— Start Exercise materials —

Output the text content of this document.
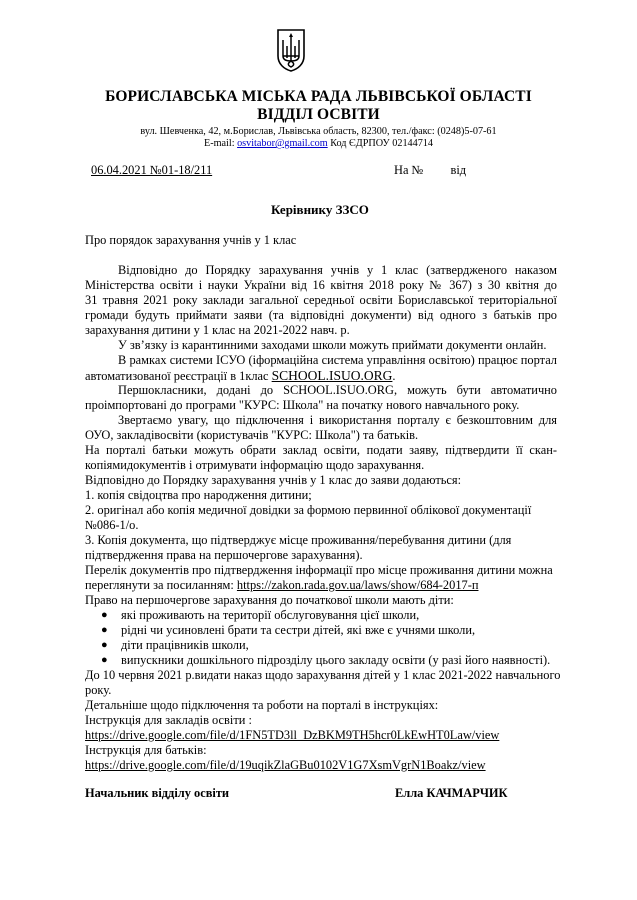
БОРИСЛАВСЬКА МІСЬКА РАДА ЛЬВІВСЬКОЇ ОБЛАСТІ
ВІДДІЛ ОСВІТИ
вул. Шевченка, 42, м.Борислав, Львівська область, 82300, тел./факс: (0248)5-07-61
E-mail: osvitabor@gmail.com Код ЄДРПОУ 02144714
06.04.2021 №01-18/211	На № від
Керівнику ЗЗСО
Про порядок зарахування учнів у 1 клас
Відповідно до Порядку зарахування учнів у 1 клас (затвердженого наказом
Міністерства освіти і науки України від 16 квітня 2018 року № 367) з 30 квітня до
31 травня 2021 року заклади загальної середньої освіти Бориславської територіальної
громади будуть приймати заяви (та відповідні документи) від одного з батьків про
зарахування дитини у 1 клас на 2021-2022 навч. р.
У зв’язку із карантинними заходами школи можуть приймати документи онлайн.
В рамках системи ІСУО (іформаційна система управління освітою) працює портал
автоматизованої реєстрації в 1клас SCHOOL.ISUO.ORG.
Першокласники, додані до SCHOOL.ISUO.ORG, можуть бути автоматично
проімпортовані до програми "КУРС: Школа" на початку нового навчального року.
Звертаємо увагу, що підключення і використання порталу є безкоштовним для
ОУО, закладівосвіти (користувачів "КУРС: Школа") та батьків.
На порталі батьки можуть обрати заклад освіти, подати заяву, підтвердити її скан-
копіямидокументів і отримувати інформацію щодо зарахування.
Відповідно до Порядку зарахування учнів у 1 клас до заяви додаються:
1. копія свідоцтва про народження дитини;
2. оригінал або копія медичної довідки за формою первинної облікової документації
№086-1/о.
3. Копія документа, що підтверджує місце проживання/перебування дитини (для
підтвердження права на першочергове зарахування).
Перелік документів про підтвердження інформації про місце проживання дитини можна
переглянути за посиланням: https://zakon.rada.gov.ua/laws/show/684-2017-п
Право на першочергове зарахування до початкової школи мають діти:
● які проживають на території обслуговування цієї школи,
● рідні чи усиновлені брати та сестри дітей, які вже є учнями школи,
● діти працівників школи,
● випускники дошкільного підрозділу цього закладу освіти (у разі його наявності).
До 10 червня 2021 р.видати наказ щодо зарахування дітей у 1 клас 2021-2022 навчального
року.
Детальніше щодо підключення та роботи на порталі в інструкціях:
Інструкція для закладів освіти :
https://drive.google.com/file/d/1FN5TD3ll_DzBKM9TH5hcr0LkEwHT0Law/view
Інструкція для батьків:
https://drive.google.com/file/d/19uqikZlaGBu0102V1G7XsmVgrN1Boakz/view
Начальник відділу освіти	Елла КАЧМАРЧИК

— End Exercise materials —
— Start Exercise materials —

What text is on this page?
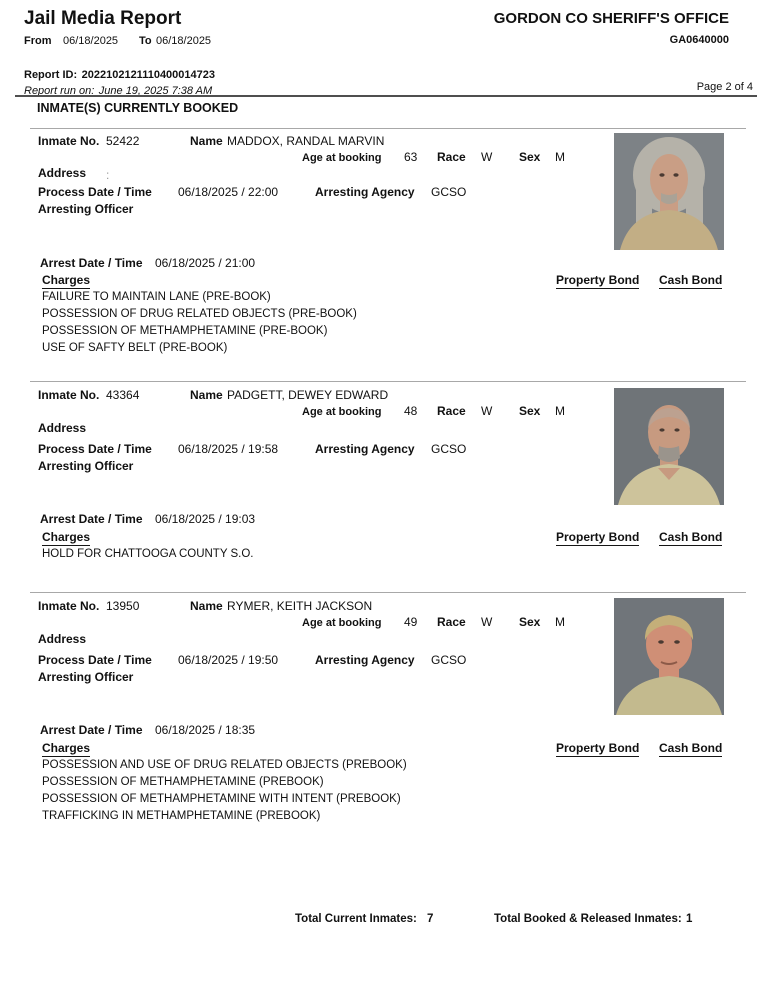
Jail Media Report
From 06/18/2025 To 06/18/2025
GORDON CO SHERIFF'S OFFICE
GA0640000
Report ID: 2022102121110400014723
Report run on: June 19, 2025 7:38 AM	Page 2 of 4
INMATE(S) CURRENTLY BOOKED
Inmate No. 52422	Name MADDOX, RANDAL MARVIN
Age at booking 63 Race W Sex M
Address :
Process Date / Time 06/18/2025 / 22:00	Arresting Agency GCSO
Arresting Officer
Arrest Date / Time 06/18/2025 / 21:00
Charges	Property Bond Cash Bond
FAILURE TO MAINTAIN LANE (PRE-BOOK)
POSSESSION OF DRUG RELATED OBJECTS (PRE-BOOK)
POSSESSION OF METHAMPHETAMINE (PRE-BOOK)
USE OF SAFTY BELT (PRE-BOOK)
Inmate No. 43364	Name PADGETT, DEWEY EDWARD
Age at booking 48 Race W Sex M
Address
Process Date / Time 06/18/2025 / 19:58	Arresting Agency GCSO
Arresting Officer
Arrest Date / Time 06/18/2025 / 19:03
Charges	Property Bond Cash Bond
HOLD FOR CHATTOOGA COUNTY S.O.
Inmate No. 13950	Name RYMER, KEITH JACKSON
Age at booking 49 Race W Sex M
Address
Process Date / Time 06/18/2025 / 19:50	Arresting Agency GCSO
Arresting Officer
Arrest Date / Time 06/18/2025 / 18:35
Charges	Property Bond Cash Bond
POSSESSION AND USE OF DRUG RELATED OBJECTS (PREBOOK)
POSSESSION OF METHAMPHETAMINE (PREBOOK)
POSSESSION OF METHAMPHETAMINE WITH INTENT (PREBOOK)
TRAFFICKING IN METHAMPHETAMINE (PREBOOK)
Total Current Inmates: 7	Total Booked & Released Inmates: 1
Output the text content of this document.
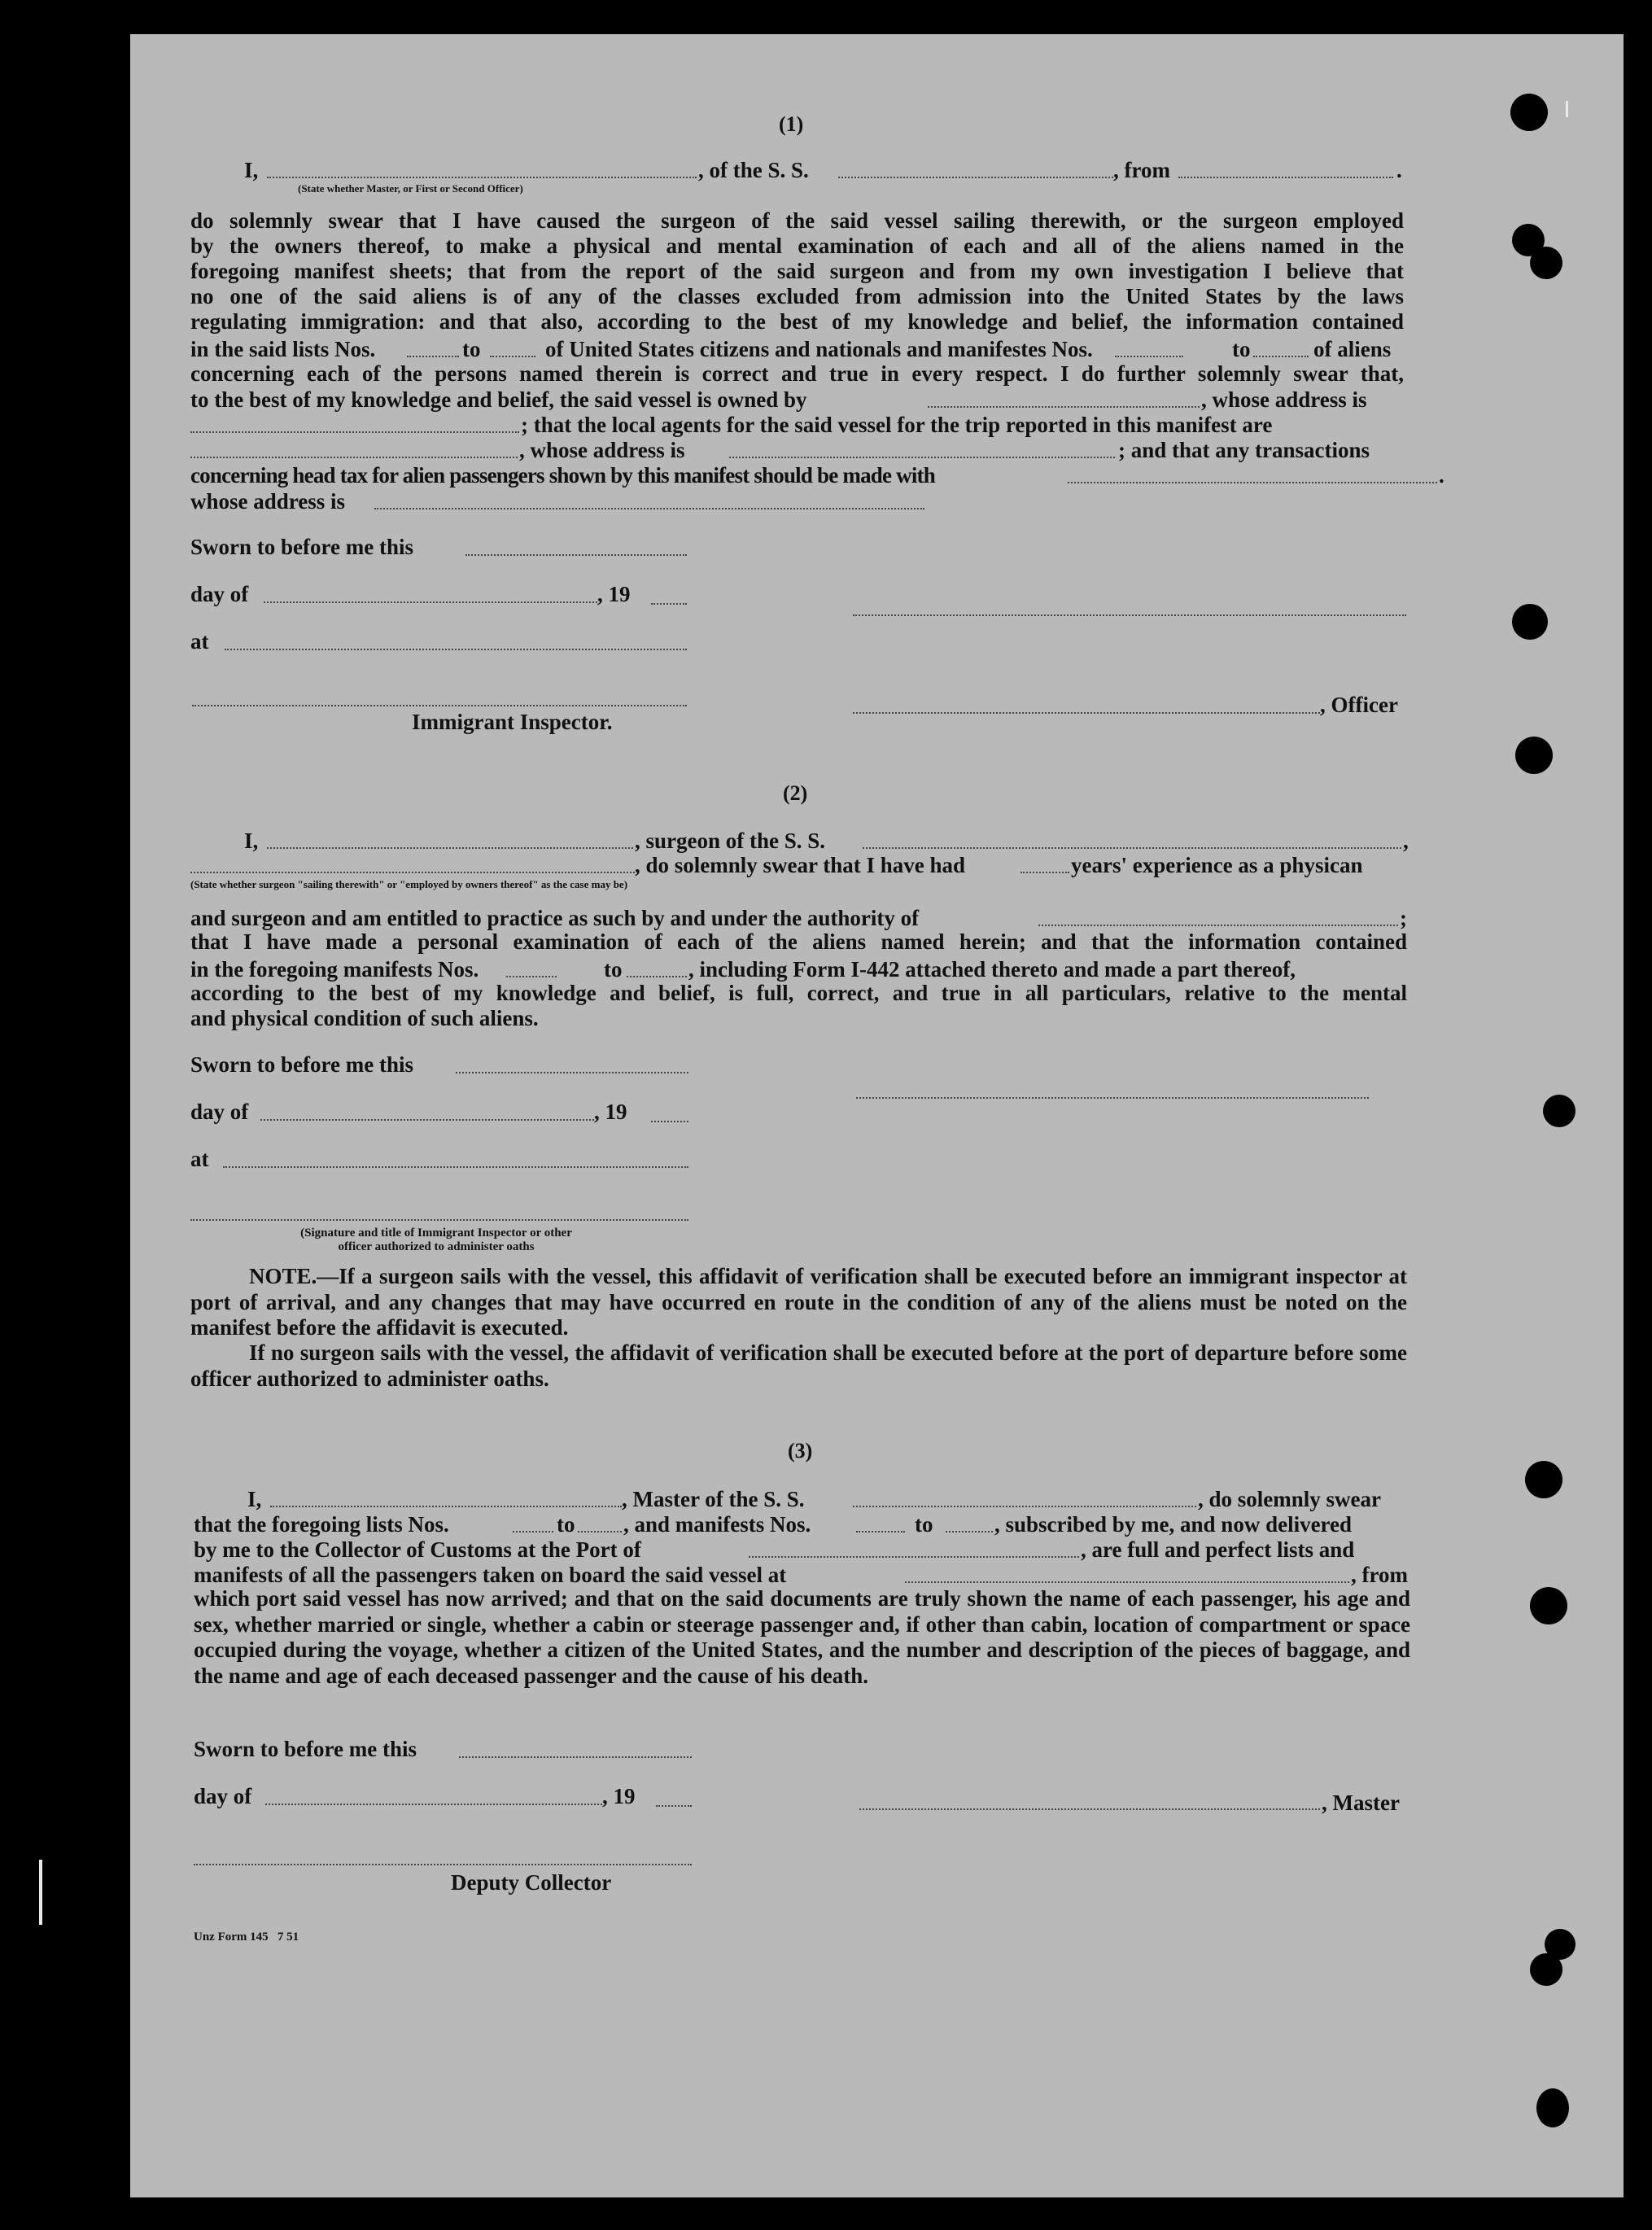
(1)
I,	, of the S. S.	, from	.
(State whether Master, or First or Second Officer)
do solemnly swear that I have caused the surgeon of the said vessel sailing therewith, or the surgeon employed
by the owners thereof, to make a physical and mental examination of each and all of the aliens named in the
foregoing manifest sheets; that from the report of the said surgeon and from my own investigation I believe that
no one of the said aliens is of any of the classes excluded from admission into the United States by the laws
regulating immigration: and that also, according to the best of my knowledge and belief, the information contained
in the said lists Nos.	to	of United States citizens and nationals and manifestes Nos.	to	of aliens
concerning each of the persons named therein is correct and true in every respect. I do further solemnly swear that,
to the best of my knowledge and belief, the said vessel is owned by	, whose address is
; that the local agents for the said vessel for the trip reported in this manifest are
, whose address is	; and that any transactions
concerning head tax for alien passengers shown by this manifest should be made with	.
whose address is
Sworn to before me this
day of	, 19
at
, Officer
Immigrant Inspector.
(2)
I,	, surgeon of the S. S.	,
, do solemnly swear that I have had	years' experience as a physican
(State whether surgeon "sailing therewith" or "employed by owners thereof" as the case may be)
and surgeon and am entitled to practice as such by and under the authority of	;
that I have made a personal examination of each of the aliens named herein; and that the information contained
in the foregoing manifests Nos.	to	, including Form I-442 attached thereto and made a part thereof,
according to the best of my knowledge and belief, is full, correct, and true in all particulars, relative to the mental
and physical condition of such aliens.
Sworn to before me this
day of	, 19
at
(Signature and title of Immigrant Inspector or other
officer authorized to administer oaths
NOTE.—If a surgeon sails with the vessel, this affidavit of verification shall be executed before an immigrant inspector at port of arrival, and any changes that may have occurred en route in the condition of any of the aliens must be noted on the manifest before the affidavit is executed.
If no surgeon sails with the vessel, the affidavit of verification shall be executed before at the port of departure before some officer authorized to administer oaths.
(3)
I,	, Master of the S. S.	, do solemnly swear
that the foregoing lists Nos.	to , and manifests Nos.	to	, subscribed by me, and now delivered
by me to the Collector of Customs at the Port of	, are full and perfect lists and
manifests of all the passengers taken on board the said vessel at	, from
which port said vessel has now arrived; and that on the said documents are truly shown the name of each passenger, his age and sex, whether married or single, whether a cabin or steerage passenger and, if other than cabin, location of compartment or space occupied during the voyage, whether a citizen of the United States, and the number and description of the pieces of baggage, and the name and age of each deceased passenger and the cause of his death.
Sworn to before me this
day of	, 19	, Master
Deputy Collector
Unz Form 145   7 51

— End Exercise materials —
— Start Exercise materials —

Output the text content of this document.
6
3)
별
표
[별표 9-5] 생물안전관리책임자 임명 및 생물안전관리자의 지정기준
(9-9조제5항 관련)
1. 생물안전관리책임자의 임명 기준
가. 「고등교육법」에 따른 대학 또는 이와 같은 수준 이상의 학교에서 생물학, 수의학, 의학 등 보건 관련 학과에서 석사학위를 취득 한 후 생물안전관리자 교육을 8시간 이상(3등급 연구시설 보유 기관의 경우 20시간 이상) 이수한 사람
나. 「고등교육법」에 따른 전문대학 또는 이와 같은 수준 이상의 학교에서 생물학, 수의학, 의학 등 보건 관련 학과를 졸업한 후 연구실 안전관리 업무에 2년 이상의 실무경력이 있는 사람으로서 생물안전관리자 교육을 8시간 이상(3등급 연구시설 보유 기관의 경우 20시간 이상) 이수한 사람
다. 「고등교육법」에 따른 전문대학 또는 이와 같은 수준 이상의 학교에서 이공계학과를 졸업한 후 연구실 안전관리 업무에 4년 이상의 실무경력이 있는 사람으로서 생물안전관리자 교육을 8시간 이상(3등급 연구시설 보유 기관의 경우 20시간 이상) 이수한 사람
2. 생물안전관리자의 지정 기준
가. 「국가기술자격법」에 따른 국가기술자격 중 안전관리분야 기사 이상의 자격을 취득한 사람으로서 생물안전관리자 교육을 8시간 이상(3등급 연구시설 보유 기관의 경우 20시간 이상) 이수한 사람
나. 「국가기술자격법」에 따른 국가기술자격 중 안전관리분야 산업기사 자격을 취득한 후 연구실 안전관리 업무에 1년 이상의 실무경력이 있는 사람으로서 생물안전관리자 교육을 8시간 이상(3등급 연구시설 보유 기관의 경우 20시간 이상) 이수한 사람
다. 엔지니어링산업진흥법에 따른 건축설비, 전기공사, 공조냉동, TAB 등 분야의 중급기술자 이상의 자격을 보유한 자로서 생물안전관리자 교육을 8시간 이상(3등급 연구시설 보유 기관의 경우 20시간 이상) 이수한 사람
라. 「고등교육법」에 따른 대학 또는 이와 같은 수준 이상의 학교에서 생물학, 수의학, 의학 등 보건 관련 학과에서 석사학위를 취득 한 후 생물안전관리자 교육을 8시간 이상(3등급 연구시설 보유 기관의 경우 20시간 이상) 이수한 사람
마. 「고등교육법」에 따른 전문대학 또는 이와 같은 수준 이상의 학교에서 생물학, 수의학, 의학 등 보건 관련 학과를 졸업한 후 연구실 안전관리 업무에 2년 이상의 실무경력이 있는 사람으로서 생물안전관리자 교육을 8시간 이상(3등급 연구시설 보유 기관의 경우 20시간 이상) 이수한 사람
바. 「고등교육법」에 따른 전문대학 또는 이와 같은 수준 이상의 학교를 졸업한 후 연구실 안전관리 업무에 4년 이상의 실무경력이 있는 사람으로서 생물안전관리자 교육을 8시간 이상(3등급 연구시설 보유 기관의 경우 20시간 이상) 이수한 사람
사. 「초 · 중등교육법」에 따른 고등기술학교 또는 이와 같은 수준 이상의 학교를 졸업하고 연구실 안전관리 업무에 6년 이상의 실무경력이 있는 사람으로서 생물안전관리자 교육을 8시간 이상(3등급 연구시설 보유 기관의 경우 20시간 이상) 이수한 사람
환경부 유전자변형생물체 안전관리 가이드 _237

— End Exercise materials —

** Work to be completed **
Report all lines of the data above that include the string "shown".

** Result of this exercise **
concerning head tax for alien passengers shown by this manifest should be made with	.
which port said vessel has now arrived; and that on the said documents are truly shown the name of each passenger, his age and sex, whether married or single, whether a cabin or steerage passenger and, if other than cabin, location of compartment or space occupied during the voyage, whether a citizen of the United States, and the number and description of the pieces of baggage, and the name and age of each deceased passenger and the cause of his death.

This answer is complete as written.